Collected data
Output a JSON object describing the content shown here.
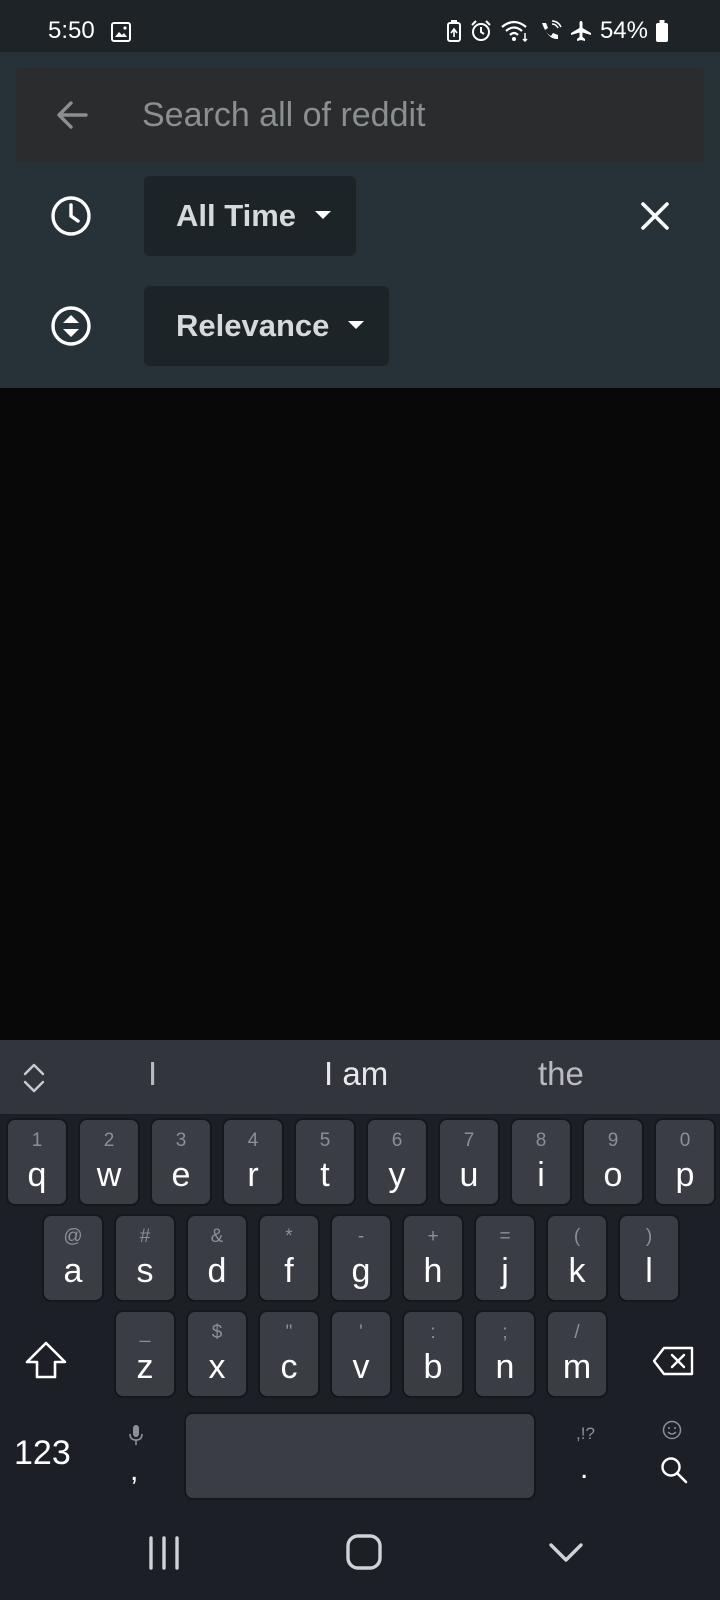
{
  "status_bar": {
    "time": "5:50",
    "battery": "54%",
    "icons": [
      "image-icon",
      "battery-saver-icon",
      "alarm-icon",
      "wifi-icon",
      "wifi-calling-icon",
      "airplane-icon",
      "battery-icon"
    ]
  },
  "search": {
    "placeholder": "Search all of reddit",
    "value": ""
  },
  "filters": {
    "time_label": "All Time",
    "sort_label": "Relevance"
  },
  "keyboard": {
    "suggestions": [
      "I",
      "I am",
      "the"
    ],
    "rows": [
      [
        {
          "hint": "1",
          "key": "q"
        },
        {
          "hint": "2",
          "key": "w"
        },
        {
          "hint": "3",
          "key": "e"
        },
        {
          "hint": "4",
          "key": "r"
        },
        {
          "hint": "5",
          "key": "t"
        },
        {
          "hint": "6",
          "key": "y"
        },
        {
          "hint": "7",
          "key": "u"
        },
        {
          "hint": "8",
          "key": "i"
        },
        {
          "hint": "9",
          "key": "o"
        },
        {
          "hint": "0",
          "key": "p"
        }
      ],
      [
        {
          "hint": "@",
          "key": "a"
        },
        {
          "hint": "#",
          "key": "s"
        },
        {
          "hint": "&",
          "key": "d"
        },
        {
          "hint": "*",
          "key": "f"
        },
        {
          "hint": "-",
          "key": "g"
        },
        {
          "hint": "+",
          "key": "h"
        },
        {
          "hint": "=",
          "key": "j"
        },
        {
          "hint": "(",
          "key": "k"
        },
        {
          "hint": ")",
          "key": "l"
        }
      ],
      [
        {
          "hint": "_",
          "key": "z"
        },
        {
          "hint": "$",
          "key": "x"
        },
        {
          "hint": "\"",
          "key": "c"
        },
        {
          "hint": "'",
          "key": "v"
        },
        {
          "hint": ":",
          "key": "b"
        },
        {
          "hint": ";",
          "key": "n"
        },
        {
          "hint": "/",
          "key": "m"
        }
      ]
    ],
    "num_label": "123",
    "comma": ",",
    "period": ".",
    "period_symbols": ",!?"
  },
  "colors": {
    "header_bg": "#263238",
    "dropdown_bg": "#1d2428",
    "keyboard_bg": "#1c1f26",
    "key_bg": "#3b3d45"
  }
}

...

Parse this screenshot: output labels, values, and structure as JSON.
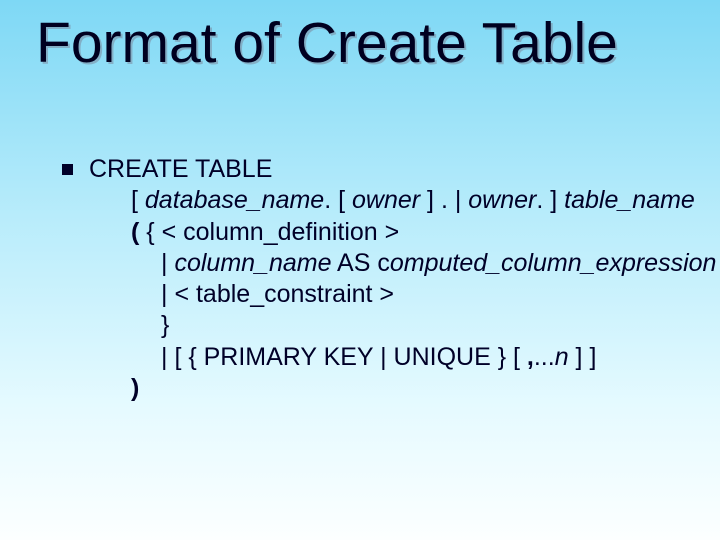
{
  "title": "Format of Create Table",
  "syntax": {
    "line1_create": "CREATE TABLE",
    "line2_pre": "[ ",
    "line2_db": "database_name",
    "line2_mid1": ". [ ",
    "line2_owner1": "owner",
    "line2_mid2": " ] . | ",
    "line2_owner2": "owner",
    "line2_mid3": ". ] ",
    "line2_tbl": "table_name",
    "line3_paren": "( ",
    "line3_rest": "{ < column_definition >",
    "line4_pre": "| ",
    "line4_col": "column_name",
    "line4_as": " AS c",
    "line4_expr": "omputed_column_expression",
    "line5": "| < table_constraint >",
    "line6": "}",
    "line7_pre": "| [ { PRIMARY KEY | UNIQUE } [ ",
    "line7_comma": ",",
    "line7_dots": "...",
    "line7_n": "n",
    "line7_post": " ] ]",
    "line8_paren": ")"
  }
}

EXERCISE TASK:
Your task is to list each line of the records with the word "JSON".

CORRECT OUTPUT:
Output a JSON object describing the content shown here.
Parse this screenshot: output labels, values, and structure as JSON.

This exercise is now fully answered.